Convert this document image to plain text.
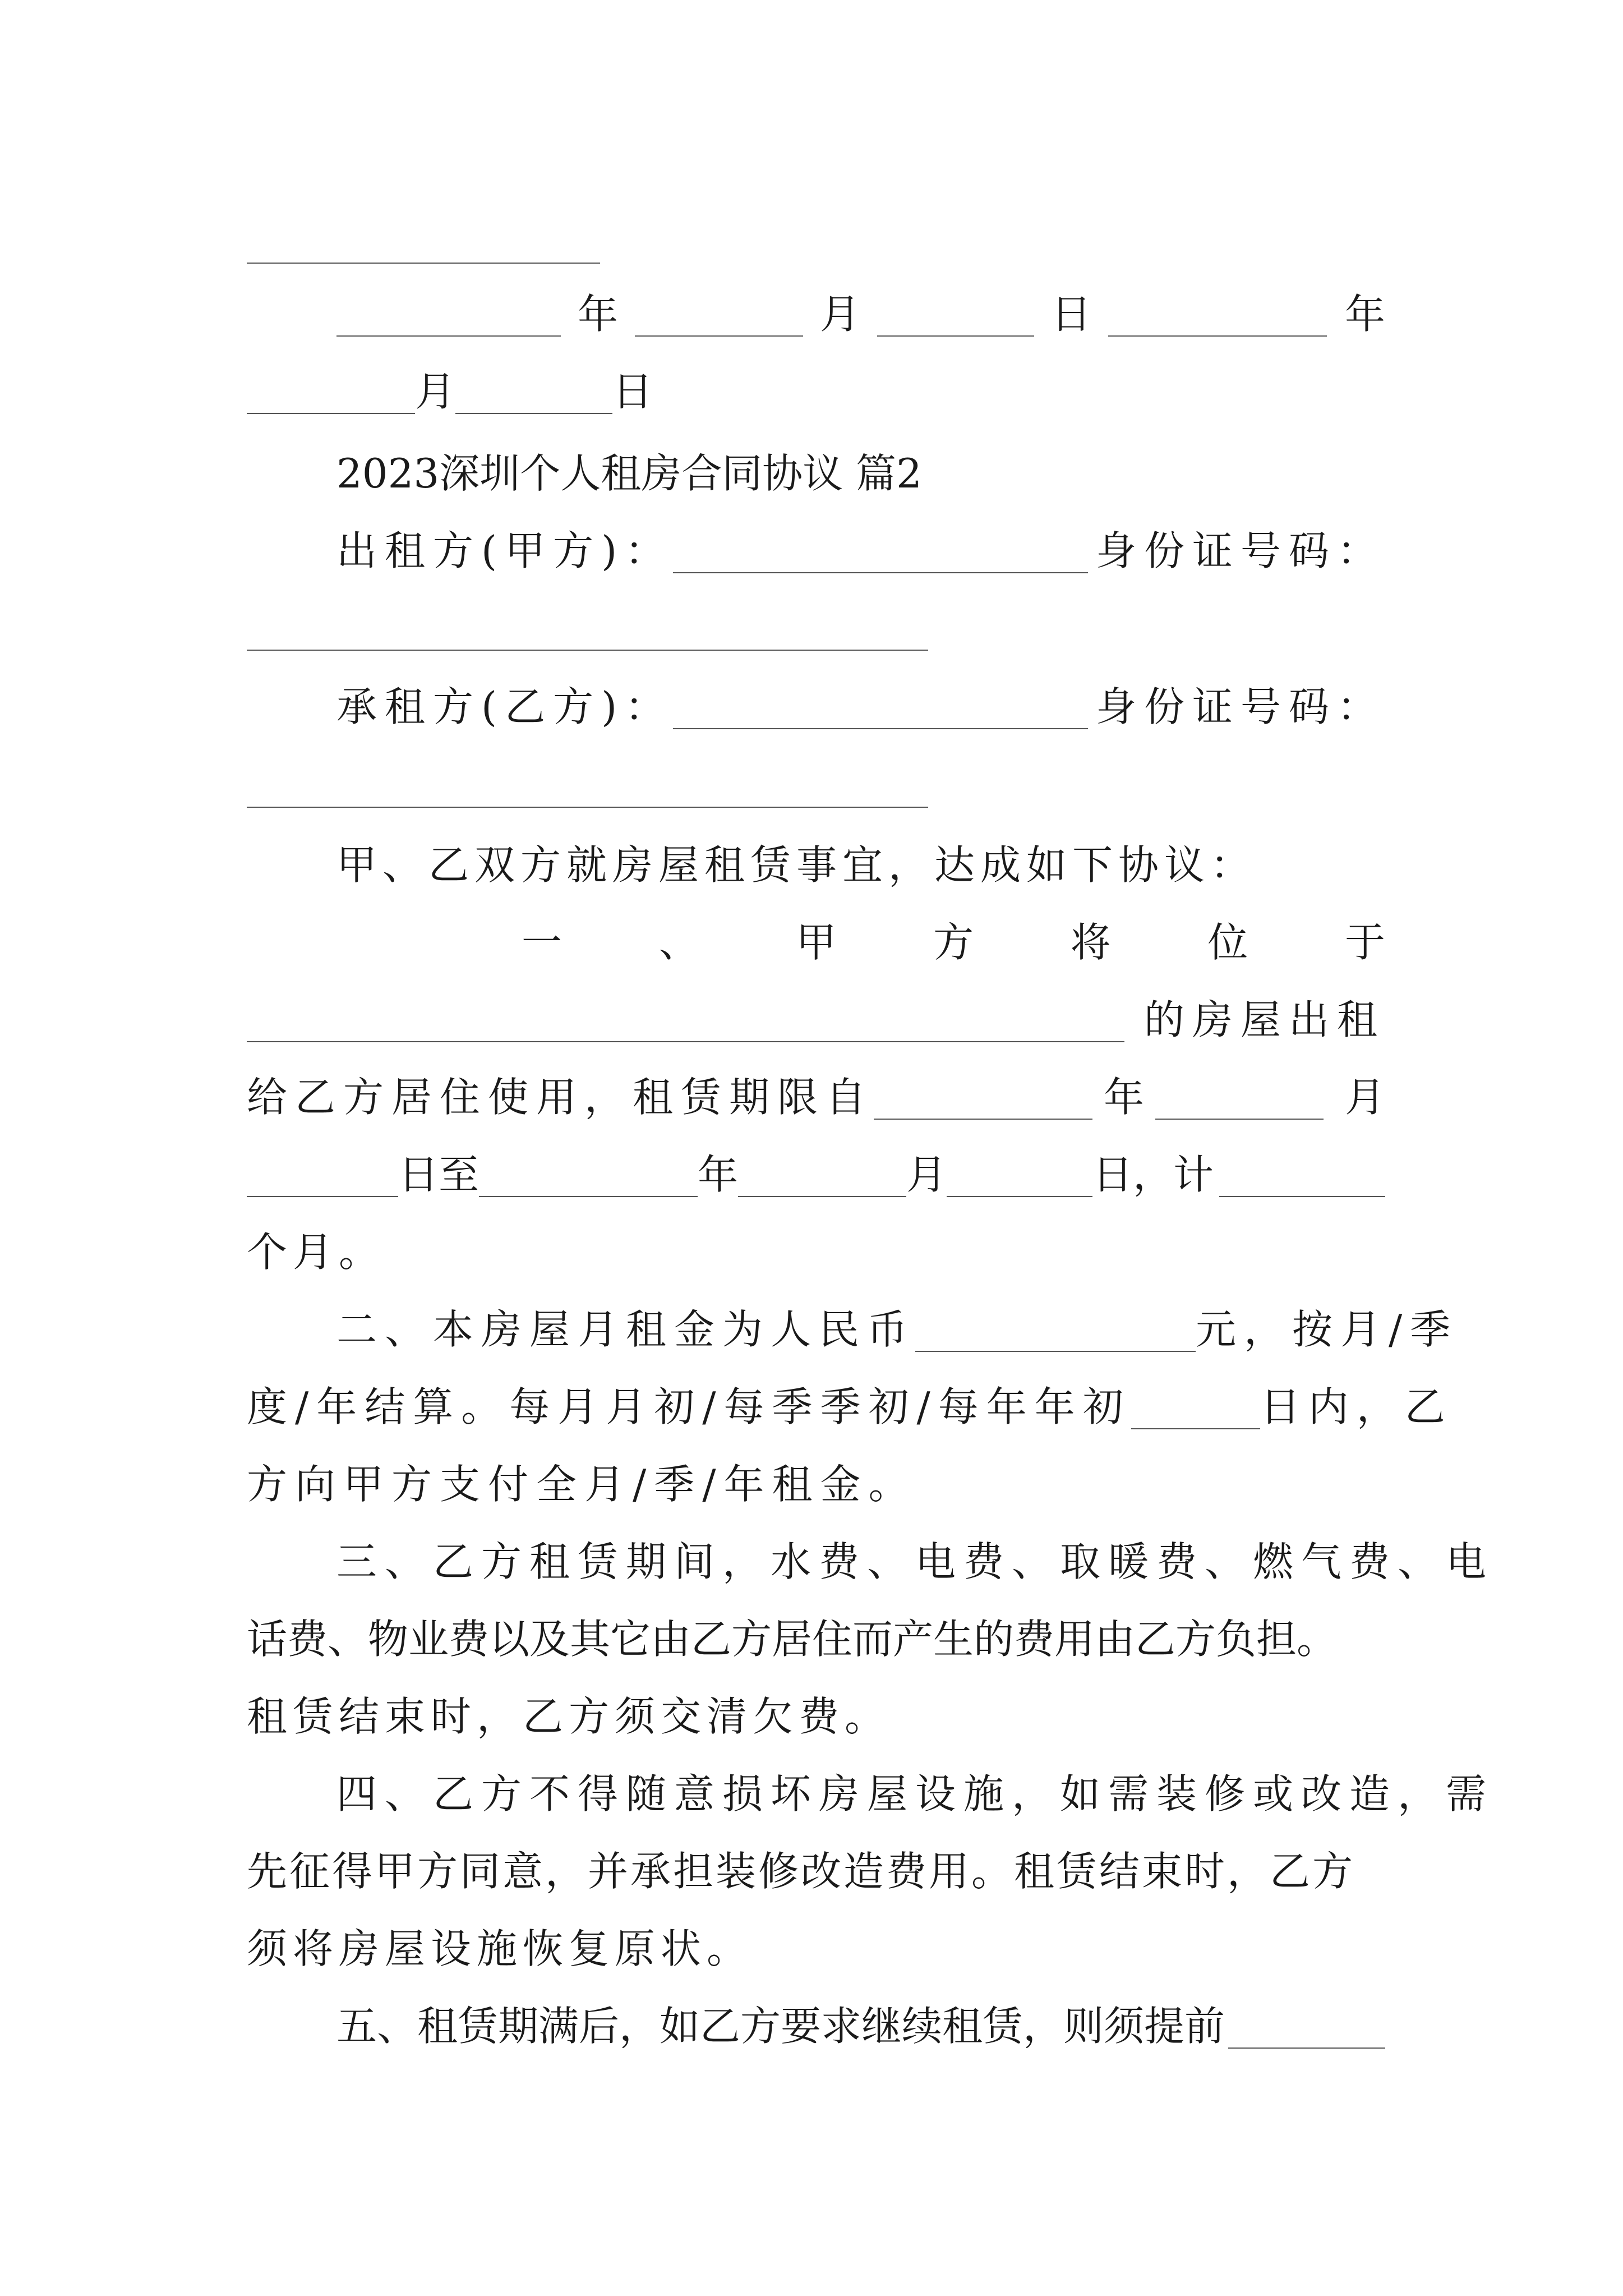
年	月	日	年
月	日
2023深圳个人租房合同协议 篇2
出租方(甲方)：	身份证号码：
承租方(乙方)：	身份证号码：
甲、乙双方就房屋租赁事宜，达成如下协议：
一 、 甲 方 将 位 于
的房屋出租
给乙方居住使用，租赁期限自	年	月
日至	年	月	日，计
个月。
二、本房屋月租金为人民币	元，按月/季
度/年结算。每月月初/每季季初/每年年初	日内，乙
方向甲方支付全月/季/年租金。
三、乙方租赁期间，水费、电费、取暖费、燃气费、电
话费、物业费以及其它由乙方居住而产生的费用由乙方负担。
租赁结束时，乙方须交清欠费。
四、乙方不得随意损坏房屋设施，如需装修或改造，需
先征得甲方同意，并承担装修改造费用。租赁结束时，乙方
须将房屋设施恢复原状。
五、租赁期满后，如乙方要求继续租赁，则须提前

--

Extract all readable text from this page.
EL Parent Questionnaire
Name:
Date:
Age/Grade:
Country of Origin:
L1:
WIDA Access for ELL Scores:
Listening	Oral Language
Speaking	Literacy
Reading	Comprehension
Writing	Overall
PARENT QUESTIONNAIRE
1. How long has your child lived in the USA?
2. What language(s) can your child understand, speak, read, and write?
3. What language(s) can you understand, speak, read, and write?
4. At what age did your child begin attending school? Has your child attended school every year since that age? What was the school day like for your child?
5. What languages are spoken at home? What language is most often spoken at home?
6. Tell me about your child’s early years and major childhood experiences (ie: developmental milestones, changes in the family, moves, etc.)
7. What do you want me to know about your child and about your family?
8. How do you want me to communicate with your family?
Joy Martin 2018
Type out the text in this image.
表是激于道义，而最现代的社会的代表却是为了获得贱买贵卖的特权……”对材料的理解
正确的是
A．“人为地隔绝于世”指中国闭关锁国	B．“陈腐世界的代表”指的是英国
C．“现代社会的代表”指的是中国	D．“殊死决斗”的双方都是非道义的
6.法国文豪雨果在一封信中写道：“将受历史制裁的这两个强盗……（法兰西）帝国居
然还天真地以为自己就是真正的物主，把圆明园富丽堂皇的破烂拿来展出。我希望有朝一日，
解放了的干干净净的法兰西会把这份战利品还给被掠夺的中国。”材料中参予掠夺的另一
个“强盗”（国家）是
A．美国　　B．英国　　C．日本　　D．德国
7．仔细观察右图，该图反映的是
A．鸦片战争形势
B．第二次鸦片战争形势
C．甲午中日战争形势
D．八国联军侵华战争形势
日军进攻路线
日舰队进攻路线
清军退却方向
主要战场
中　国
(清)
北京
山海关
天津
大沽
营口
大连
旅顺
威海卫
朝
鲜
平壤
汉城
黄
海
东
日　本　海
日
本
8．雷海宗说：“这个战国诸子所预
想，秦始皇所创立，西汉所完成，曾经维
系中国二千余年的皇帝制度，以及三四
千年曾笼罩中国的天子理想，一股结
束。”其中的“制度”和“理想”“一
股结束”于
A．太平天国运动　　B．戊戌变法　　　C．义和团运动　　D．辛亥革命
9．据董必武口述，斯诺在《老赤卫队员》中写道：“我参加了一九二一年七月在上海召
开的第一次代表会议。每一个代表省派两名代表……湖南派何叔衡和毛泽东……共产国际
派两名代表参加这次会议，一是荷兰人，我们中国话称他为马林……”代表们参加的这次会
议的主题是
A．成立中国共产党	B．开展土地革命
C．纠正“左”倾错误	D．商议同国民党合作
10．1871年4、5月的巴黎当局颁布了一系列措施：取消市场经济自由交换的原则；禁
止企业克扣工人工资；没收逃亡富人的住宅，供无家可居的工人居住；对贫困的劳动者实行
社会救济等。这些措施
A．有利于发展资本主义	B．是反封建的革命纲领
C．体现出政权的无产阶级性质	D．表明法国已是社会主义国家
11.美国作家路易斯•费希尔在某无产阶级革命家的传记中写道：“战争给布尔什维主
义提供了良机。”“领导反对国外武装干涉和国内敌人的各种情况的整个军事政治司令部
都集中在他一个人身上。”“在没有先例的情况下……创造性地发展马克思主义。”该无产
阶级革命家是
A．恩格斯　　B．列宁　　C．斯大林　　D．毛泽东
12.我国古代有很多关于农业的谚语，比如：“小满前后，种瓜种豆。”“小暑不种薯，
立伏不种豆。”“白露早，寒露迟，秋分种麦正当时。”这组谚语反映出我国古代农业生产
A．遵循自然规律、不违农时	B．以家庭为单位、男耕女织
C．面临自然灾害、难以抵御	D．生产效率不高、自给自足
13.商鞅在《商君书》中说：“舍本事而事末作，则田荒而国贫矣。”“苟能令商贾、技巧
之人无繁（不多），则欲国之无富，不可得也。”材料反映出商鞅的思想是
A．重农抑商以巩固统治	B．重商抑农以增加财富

WHAT THE TASK REQUIRES
Determine how many lines of the listing hold the word "want" and reply with that figure alone.

TASK RESPONSE
2